(Task instructions):
Skip the images. Copy the records exactly as written.

(Data records):
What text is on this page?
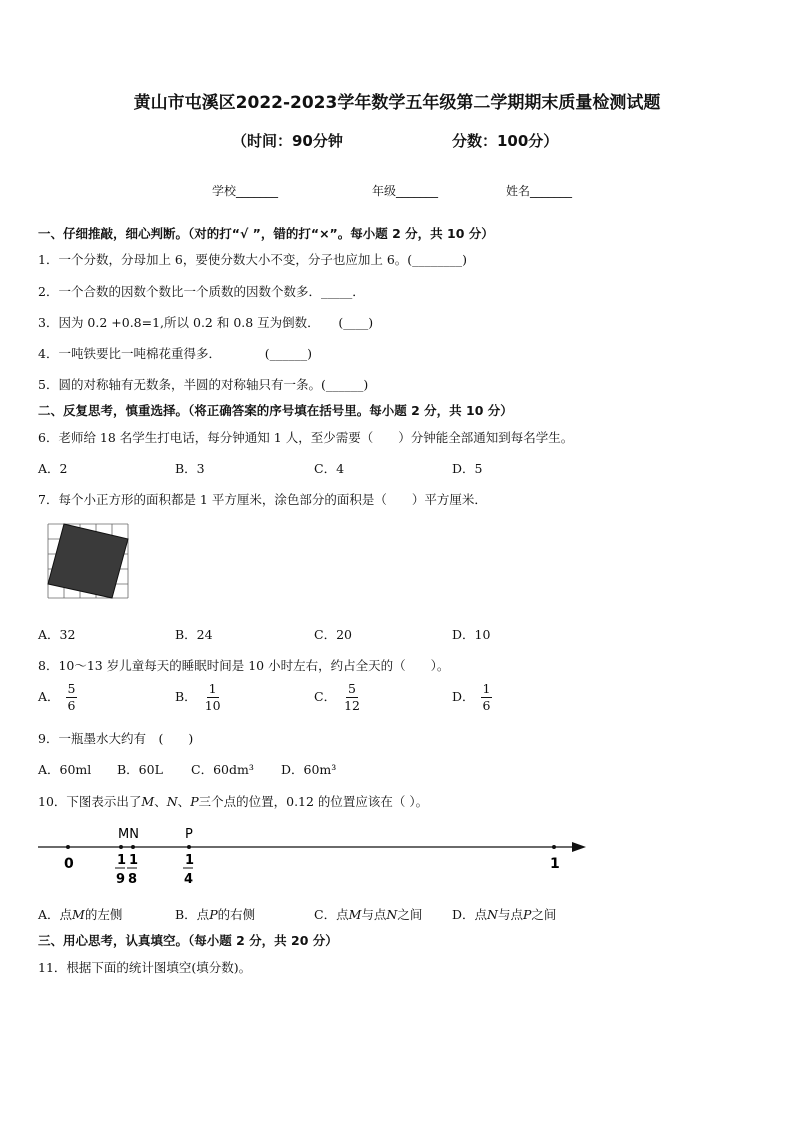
黄山市屯溪区2022-2023学年数学五年级第二学期期末质量检测试题
（时间：90分钟	分数：100分）
学校_______	年级_______	姓名_______
一、仔细推敲，细心判断。（对的打“√ ”，错的打“×”。每小题 2 分，共 10 分）
1．一个分数，分母加上 6，要使分数大小不变，分子也应加上 6。(________)
2．一个合数的因数个数比一个质数的因数个数多．_____．
3．因为 0.2 +0.8=1,所以 0.2 和 0.8 互为倒数．　　(____)
4．一吨铁要比一吨棉花重得多．　　　　(______)
5．圆的对称轴有无数条，半圆的对称轴只有一条。(______)
二、反复思考，慎重选择。（将正确答案的序号填在括号里。每小题 2 分，共 10 分）
6．老师给 18 名学生打电话，每分钟通知 1 人，至少需要（　　）分钟能全部通知到每名学生。
A．2	B．3	C．4	D．5
7．每个小正方形的面积都是 1 平方厘米，涂色部分的面积是（　　）平方厘米．
A．32	B．24	C．20	D．10
8．10～13 岁儿童每天的睡眠时间是 10 小时左右，约占全天的（　　）。
A． $\frac{5}{6}$	B． $\frac{1}{10}$	C． $\frac{5}{12}$	D． $\frac{1}{6}$
9．一瓶墨水大约有　(　　)
A．60ml B．60L C．60dm³ D．60m³
10．下图表示出了M、N、P三个点的位置，0.12 的位置应该在（ ）。
MN	P
0	1
1
9
1
8
1
4
A．点M的左侧	B．点P的右侧	C．点M与点N之间 D．点N与点P之间
三、用心思考，认真填空。（每小题 2 分，共 20 分）
11．根据下面的统计图填空(填分数)。
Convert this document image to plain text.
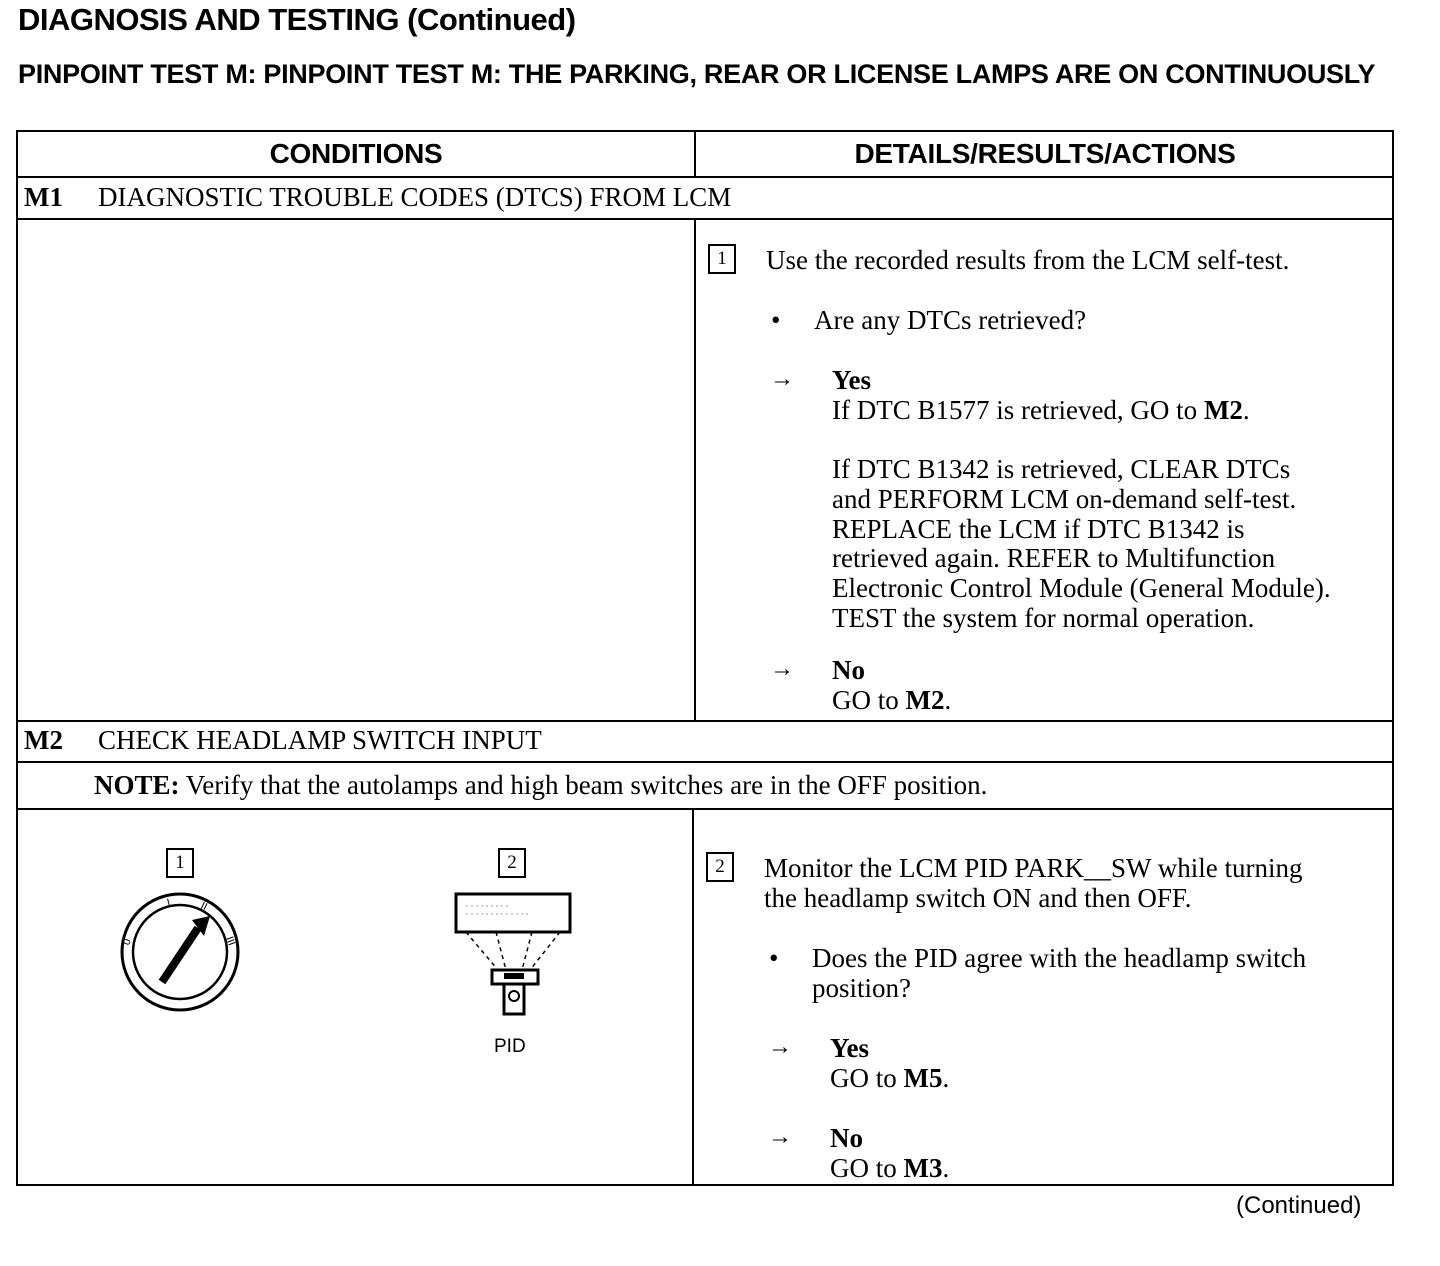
DIAGNOSIS AND TESTING (Continued)
PINPOINT TEST M: PINPOINT TEST M: THE PARKING, REAR OR LICENSE LAMPS ARE ON CONTINUOUSLY
CONDITIONS	DETAILS/RESULTS/ACTIONS
M1 DIAGNOSTIC TROUBLE CODES (DTCS) FROM LCM
1	Use the recorded results from the LCM self-test.
• Are any DTCs retrieved?
→ Yes
If DTC B1577 is retrieved, GO to M2.
If DTC B1342 is retrieved, CLEAR DTCs
and PERFORM LCM on-demand self-test.
REPLACE the LCM if DTC B1342 is
retrieved again. REFER to Multifunction
Electronic Control Module (General Module).
TEST the system for normal operation.
→ No
GO to M2.
M2 CHECK HEADLAMP SWITCH INPUT
NOTE: Verify that the autolamps and high beam switches are in the OFF position.
1
0
I	II
III
2
PID
2	Monitor the LCM PID PARK__SW while turning
the headlamp switch ON and then OFF.
• Does the PID agree with the headlamp switch
position?
→ Yes
GO to M5.
→ No
GO to M3.
(Continued)
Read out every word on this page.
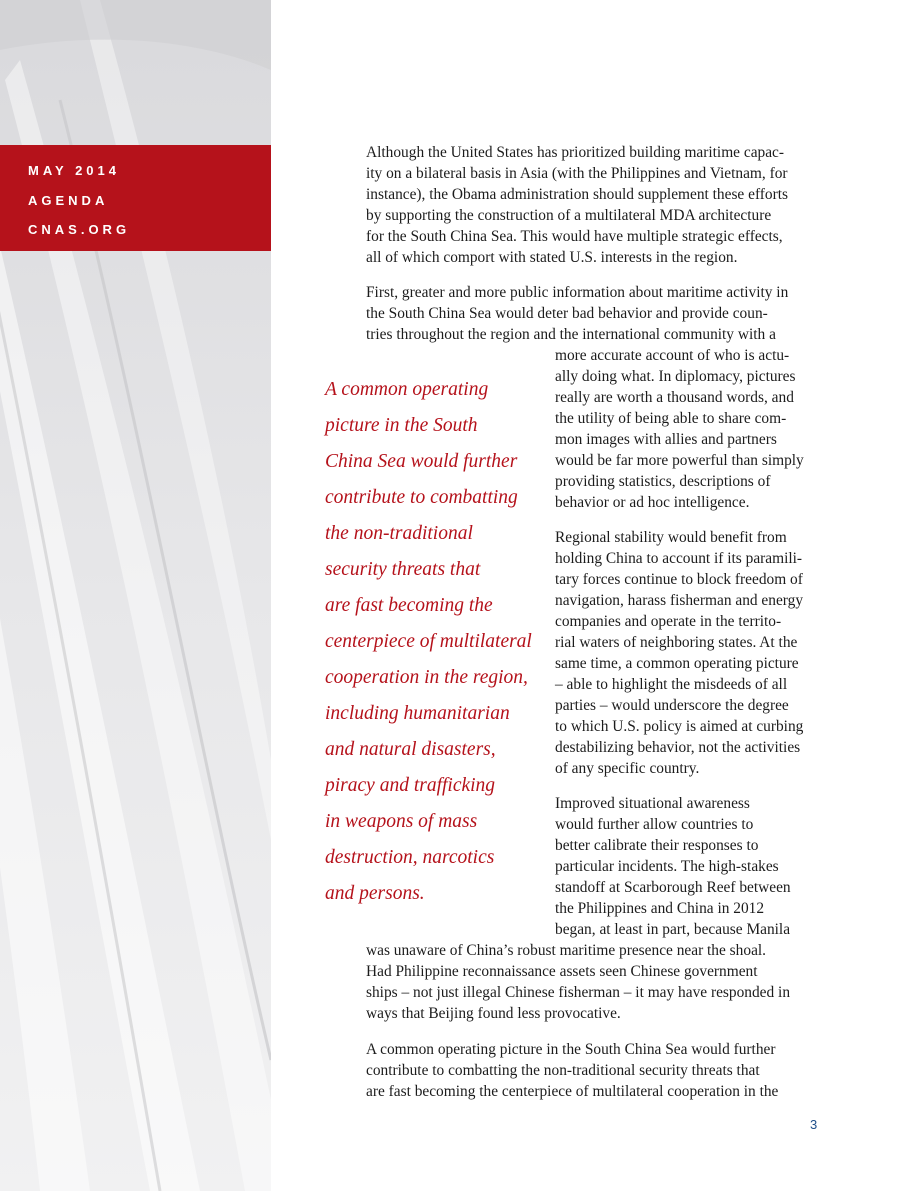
MAY 2014
AGENDA
CNAS.ORG
Although the United States has prioritized building maritime capac-
ity on a bilateral basis in Asia (with the Philippines and Vietnam, for
instance), the Obama administration should supplement these efforts
by supporting the construction of a multilateral MDA architecture
for the South China Sea. This would have multiple strategic effects,
all of which comport with stated U.S. interests in the region.
First, greater and more public information about maritime activity in
the South China Sea would deter bad behavior and provide coun-
tries throughout the region and the international community with a
more accurate account of who is actu-
ally doing what. In diplomacy, pictures
really are worth a thousand words, and
the utility of being able to share com-
mon images with allies and partners
would be far more powerful than simply
providing statistics, descriptions of
behavior or ad hoc intelligence.
Regional stability would benefit from
holding China to account if its paramili-
tary forces continue to block freedom of
navigation, harass fisherman and energy
companies and operate in the territo-
rial waters of neighboring states. At the
same time, a common operating picture
– able to highlight the misdeeds of all
parties – would underscore the degree
to which U.S. policy is aimed at curbing
destabilizing behavior, not the activities
of any specific country.
Improved situational awareness
would further allow countries to
better calibrate their responses to
particular incidents. The high-stakes
standoff at Scarborough Reef between
the Philippines and China in 2012
began, at least in part, because Manila
was unaware of China’s robust maritime presence near the shoal.
Had Philippine reconnaissance assets seen Chinese government
ships – not just illegal Chinese fisherman – it may have responded in
ways that Beijing found less provocative.
A common operating picture in the South China Sea would further
contribute to combatting the non-traditional security threats that
are fast becoming the centerpiece of multilateral cooperation in the
A common operating
picture in the South
China Sea would further
contribute to combatting
the non-traditional
security threats that
are fast becoming the
centerpiece of multilateral
cooperation in the region,
including humanitarian
and natural disasters,
piracy and trafficking
in weapons of mass
destruction, narcotics
and persons.
3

(Finished answer):
What text is on this page?
黄山市屯溪区2022-2023学年数学五年级第二学期期末质量检测试题
（时间：90分钟	分数：100分）
学校_______	年级_______	姓名_______
一、仔细推敲，细心判断。（对的打“√ ”，错的打“×”。每小题 2 分，共 10 分）
1．一个分数，分母加上 6，要使分数大小不变，分子也应加上 6。(________)
2．一个合数的因数个数比一个质数的因数个数多．_____．
3．因为 0.2 +0.8=1,所以 0.2 和 0.8 互为倒数．　　(____)
4．一吨铁要比一吨棉花重得多．　　　　(______)
5．圆的对称轴有无数条，半圆的对称轴只有一条。(______)
二、反复思考，慎重选择。（将正确答案的序号填在括号里。每小题 2 分，共 10 分）
6．老师给 18 名学生打电话，每分钟通知 1 人，至少需要（　　）分钟能全部通知到每名学生。
A．2	B．3	C．4	D．5
7．每个小正方形的面积都是 1 平方厘米，涂色部分的面积是（　　）平方厘米．
A．32	B．24	C．20	D．10
8．10～13 岁儿童每天的睡眠时间是 10 小时左右，约占全天的（　　）。
A． $\frac{5}{6}$	B． $\frac{1}{10}$	C． $\frac{5}{12}$	D． $\frac{1}{6}$
9．一瓶墨水大约有　(　　)
A．60ml B．60L C．60dm³ D．60m³
10．下图表示出了M、N、P三个点的位置，0.12 的位置应该在（ ）。
MN	P
0	1
1
9
1
8
1
4
A．点M的左侧	B．点P的右侧	C．点M与点N之间 D．点N与点P之间
三、用心思考，认真填空。（每小题 2 分，共 20 分）
11．根据下面的统计图填空(填分数)。
Convert this document image to plain text.
DIAGNOSIS AND TESTING (Continued)
PINPOINT TEST M: PINPOINT TEST M: THE PARKING, REAR OR LICENSE LAMPS ARE ON CONTINUOUSLY
CONDITIONS	DETAILS/RESULTS/ACTIONS
M1 DIAGNOSTIC TROUBLE CODES (DTCS) FROM LCM
1	Use the recorded results from the LCM self-test.
• Are any DTCs retrieved?
→ Yes
If DTC B1577 is retrieved, GO to M2.
If DTC B1342 is retrieved, CLEAR DTCs
and PERFORM LCM on-demand self-test.
REPLACE the LCM if DTC B1342 is
retrieved again. REFER to Multifunction
Electronic Control Module (General Module).
TEST the system for normal operation.
→ No
GO to M2.
M2 CHECK HEADLAMP SWITCH INPUT
NOTE: Verify that the autolamps and high beam switches are in the OFF position.
1
0
I	II
III
2
PID
2	Monitor the LCM PID PARK__SW while turning
the headlamp switch ON and then OFF.
• Does the PID agree with the headlamp switch
position?
→ Yes
GO to M5.
→ No
GO to M3.
(Continued)
Read out every word on this page.
MAY 2014
AGENDA
CNAS.ORG
Although the United States has prioritized building maritime capac-
ity on a bilateral basis in Asia (with the Philippines and Vietnam, for
instance), the Obama administration should supplement these efforts
by supporting the construction of a multilateral MDA architecture
for the South China Sea. This would have multiple strategic effects,
all of which comport with stated U.S. interests in the region.
First, greater and more public information about maritime activity in
the South China Sea would deter bad behavior and provide coun-
tries throughout the region and the international community with a
more accurate account of who is actu-
ally doing what. In diplomacy, pictures
really are worth a thousand words, and
the utility of being able to share com-
mon images with allies and partners
would be far more powerful than simply
providing statistics, descriptions of
behavior or ad hoc intelligence.
Regional stability would benefit from
holding China to account if its paramili-
tary forces continue to block freedom of
navigation, harass fisherman and energy
companies and operate in the territo-
rial waters of neighboring states. At the
same time, a common operating picture
– able to highlight the misdeeds of all
parties – would underscore the degree
to which U.S. policy is aimed at curbing
destabilizing behavior, not the activities
of any specific country.
Improved situational awareness
would further allow countries to
better calibrate their responses to
particular incidents. The high-stakes
standoff at Scarborough Reef between
the Philippines and China in 2012
began, at least in part, because Manila
was unaware of China’s robust maritime presence near the shoal.
Had Philippine reconnaissance assets seen Chinese government
ships – not just illegal Chinese fisherman – it may have responded in
ways that Beijing found less provocative.
A common operating picture in the South China Sea would further
contribute to combatting the non-traditional security threats that
are fast becoming the centerpiece of multilateral cooperation in the
A common operating
picture in the South
China Sea would further
contribute to combatting
the non-traditional
security threats that
are fast becoming the
centerpiece of multilateral
cooperation in the region,
including humanitarian
and natural disasters,
piracy and trafficking
in weapons of mass
destruction, narcotics
and persons.
3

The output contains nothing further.